* BEGIN ENTRIES PROVIDED *
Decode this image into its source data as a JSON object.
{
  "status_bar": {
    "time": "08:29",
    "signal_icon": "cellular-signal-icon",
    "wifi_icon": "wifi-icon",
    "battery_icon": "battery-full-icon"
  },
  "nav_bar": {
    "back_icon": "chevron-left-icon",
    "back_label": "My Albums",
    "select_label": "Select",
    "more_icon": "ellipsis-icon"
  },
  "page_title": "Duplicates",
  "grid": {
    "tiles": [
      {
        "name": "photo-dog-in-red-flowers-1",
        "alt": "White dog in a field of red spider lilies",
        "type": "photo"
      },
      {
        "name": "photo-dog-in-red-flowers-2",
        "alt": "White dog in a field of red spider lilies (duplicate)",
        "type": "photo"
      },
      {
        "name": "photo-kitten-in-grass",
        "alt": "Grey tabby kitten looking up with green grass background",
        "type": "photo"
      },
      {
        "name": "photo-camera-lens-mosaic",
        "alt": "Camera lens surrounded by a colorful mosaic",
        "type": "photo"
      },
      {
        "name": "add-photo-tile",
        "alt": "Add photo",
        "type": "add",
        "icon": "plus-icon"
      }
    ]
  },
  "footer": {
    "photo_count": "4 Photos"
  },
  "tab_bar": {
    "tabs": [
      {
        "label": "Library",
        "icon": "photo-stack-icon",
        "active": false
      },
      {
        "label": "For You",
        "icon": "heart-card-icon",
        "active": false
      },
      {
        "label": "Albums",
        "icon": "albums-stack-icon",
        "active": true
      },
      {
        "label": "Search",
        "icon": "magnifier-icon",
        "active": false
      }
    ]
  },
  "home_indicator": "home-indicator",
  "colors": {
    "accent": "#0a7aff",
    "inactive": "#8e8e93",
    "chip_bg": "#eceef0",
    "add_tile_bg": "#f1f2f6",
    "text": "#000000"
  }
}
* END ENTRIES PROVIDED *
WORK TO DO: All of the entries above need to be reproduced exactly.

FULL OUTPUT:
Decode this image into its source data as a JSON object.
{
  "status_bar": {
    "time": "08:29",
    "signal_icon": "cellular-signal-icon",
    "wifi_icon": "wifi-icon",
    "battery_icon": "battery-full-icon"
  },
  "nav_bar": {
    "back_icon": "chevron-left-icon",
    "back_label": "My Albums",
    "select_label": "Select",
    "more_icon": "ellipsis-icon"
  },
  "page_title": "Duplicates",
  "grid": {
    "tiles": [
      {
        "name": "photo-dog-in-red-flowers-1",
        "alt": "White dog in a field of red spider lilies",
        "type": "photo"
      },
      {
        "name": "photo-dog-in-red-flowers-2",
        "alt": "White dog in a field of red spider lilies (duplicate)",
        "type": "photo"
      },
      {
        "name": "photo-kitten-in-grass",
        "alt": "Grey tabby kitten looking up with green grass background",
        "type": "photo"
      },
      {
        "name": "photo-camera-lens-mosaic",
        "alt": "Camera lens surrounded by a colorful mosaic",
        "type": "photo"
      },
      {
        "name": "add-photo-tile",
        "alt": "Add photo",
        "type": "add",
        "icon": "plus-icon"
      }
    ]
  },
  "footer": {
    "photo_count": "4 Photos"
  },
  "tab_bar": {
    "tabs": [
      {
        "label": "Library",
        "icon": "photo-stack-icon",
        "active": false
      },
      {
        "label": "For You",
        "icon": "heart-card-icon",
        "active": false
      },
      {
        "label": "Albums",
        "icon": "albums-stack-icon",
        "active": true
      },
      {
        "label": "Search",
        "icon": "magnifier-icon",
        "active": false
      }
    ]
  },
  "home_indicator": "home-indicator",
  "colors": {
    "accent": "#0a7aff",
    "inactive": "#8e8e93",
    "chip_bg": "#eceef0",
    "add_tile_bg": "#f1f2f6",
    "text": "#000000"
  }
}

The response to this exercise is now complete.